-- Start Data records --

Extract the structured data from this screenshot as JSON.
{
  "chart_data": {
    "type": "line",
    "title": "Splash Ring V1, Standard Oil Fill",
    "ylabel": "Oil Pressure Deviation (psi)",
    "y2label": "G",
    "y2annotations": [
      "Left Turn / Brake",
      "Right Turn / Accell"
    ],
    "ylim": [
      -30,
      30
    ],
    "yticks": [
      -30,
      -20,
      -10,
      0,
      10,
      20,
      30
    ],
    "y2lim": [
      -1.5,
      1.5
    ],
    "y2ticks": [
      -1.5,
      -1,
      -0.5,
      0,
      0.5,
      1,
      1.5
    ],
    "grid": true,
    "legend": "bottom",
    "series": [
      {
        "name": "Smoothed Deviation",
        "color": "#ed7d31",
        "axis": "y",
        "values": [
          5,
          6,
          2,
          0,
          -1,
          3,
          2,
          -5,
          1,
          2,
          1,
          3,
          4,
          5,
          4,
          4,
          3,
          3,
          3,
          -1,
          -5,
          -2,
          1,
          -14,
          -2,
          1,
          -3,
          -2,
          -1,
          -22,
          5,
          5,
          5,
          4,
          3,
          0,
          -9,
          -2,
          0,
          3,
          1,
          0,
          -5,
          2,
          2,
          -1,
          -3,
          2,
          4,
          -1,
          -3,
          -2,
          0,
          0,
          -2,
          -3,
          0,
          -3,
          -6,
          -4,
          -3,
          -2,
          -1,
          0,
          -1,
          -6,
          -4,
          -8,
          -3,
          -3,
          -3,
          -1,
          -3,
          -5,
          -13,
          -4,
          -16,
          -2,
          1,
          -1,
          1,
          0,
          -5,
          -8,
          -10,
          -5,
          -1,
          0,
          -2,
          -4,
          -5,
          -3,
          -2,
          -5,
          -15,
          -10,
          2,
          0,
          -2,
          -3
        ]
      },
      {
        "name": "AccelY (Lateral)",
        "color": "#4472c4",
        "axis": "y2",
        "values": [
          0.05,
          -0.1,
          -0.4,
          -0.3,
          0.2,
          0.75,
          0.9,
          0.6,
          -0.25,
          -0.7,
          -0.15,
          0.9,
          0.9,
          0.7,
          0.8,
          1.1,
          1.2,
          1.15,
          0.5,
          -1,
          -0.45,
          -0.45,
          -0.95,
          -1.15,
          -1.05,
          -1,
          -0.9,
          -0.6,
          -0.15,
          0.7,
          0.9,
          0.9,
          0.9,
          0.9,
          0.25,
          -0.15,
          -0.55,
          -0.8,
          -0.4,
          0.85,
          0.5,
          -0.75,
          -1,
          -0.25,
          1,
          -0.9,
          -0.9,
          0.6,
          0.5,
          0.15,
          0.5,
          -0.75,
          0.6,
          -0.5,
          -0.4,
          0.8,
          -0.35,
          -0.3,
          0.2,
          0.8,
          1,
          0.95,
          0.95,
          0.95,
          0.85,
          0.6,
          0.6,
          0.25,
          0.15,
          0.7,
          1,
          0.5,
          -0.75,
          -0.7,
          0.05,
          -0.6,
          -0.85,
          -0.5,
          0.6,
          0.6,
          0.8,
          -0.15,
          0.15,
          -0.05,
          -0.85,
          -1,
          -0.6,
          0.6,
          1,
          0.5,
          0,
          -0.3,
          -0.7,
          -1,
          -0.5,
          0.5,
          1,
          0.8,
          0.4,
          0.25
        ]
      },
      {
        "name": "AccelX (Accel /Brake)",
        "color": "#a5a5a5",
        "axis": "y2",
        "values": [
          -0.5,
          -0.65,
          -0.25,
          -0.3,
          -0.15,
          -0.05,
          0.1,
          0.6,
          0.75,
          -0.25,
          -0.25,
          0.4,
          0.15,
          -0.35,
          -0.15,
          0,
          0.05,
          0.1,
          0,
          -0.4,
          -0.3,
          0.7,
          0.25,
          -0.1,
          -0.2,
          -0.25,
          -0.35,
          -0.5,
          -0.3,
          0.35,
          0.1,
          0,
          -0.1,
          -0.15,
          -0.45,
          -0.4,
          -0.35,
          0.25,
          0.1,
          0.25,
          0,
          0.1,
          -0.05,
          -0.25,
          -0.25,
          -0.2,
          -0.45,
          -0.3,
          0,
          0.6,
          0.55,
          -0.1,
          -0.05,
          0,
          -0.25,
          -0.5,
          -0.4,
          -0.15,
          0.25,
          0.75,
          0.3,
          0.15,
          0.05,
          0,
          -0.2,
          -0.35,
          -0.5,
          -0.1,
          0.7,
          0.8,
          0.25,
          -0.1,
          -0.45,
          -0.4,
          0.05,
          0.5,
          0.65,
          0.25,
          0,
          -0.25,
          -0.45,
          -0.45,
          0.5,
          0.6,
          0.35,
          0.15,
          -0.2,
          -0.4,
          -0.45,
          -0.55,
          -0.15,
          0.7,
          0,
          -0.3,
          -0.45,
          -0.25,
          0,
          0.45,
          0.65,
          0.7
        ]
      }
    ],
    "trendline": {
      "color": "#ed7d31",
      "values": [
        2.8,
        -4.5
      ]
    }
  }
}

-- End Data records --

Request: From the listing, tally every line with the word "name" in it and give only the tally.

Reply to the exercise: 3